A good friend of my boyfriend's just moved in with us when he lost housing. He has a little girl, and he's engaged. We're helping out the best we can, but I'm nervous about our money. We just got our heads above water again and I'm about to have some added financial costs every month relating to healthcare. I know that we're going to make it work, but we're hustling and conserving every single day. The Canadian dollar continues to go down the tubes as an election is on the horizon--some sense of hope in Trudeau fills our household-- because something has to give and something has to change. Canadians can't keep struggling as hard as they do.
88:88 is about that struggle. It is at once cinema of the people, a snapshot of overlaying imagery on the beauty of human relationships, and a reflection of poverty. I look into the eyes of the 2 year old girl that is staying with us and feel something resonant. She's unburdened by this world and innocent. Isiah Medina does something here with faces that reminds me of that purity of this little girl. It's reminiscent of "As I Was Moving Ahead Occasionally I Saw Brief Glimpses of Beauty" but it's more level, and on the ground than Mekas' film. There's a warmth that penetrates all the overlaying images.

DATASET CONTENT

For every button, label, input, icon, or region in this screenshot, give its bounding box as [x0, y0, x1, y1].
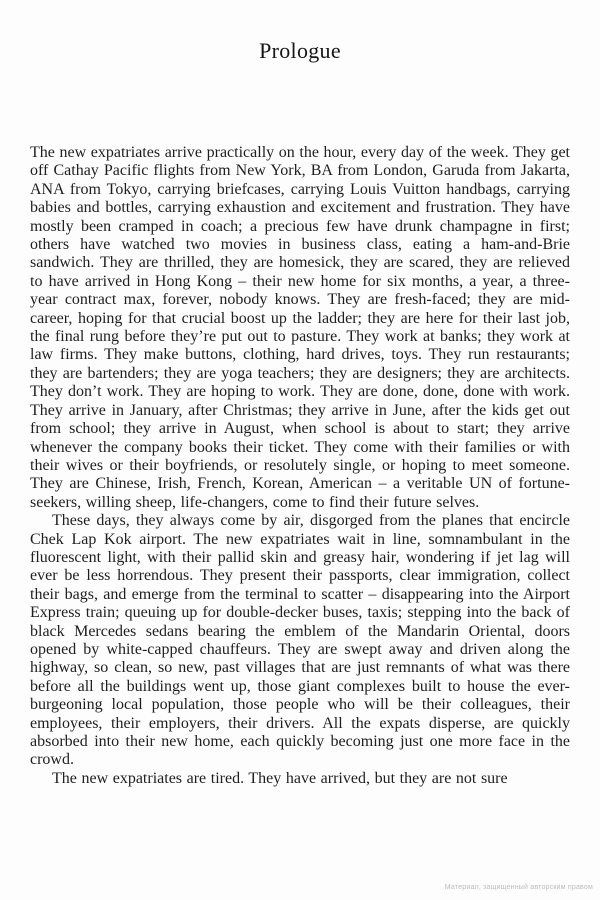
paragraph-2: These days, they always come by air, disgorged from the planes that encircle Chek Lap Kok airport. The new expatriates wait in line, somnambulant in the fluorescent light, with their pallid skin and greasy hair, wondering if jet lag will ever be less horrendous. They present their passports, clear immigration, collect their bags, and emerge from the terminal to scatter – disappearing into the Airport Express train; queuing up for double-decker buses, taxis; stepping into the back of black Mercedes sedans bearing the emblem of the Mandarin Oriental, doors opened by white-capped chauffeurs. They are swept away and driven along the highway, so clean, so new, past villages that are just remnants of what was there before all the buildings went up, those giant complexes built to house the ever-burgeoning local population, those people who will be their colleagues, their employees, their employers, their drivers. All the expats disperse, are quickly absorbed into their new home, each quickly becoming just one more face in the crowd.: [30, 512, 570, 769]
chapter-title: Prologue: [259, 38, 341, 63]
body-text-block: [30, 144, 570, 788]
paragraph-3: The new expatriates are tired. They have arrived, but they are not sure: [52, 769, 508, 787]
paragraph-1: The new expatriates arrive practically on the hour, every day of the week. They get off Cathay Pacific flights from New York, BA from London, Garuda from Jakarta, ANA from Tokyo, carrying briefcases, carrying Louis Vuitton handbags, carrying babies and bottles, carrying exhaustion and excitement and frustration. They have mostly been cramped in coach; a precious few have drunk champagne in first; others have watched two movies in business class, eating a ham-and-Brie sandwich. They are thrilled, they are homesick, they are scared, they are relieved to have arrived in Hong Kong – their new home for six months, a year, a three-year contract max, forever, nobody knows. They are fresh-faced; they are mid-career, hoping for that crucial boost up the ladder; they are here for their last job, the final rung before they’re put out to pasture. They work at banks; they work at law firms. They make buttons, clothing, hard drives, toys. They run restaurants; they are bartenders; they are yoga teachers; they are designers; they are architects. They don’t work. They are hoping to work. They are done, done, done with work. They arrive in January, after Christmas; they arrive in June, after the kids get out from school; they arrive in August, when school is about to start; they arrive whenever the company books their ticket. They come with their families or with their wives or their boyfriends, or resolutely single, or hoping to meet someone. They are Chinese, Irish, French, Korean, American – a veritable UN of fortune-seekers, willing sheep, life-changers, come to find their future selves.: [30, 144, 570, 511]
copyright-watermark: Материал, защищенный авторским правом: [444, 884, 593, 891]
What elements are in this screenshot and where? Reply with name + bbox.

TASK BRIEF
Quote the stretch from "88:88 is about" through "the overlaying images." in the review of 88:88, word for word.

EXERCISE OUTPUT
88:88 is about that struggle. It is at once cinema of the people, a snapshot of overlaying imagery on the beauty of human relationships, and a reflection of poverty. I look into the eyes of the 2 year old girl that is staying with us and feel something resonant. She's unburdened by this world and innocent. Isiah Medina does something here with faces that reminds me of that purity of this little girl. It's reminiscent of "As I Was Moving Ahead Occasionally I Saw Brief Glimpses of Beauty" but it's more level, and on the ground than Mekas' film. There's a warmth that penetrates all the overlaying images.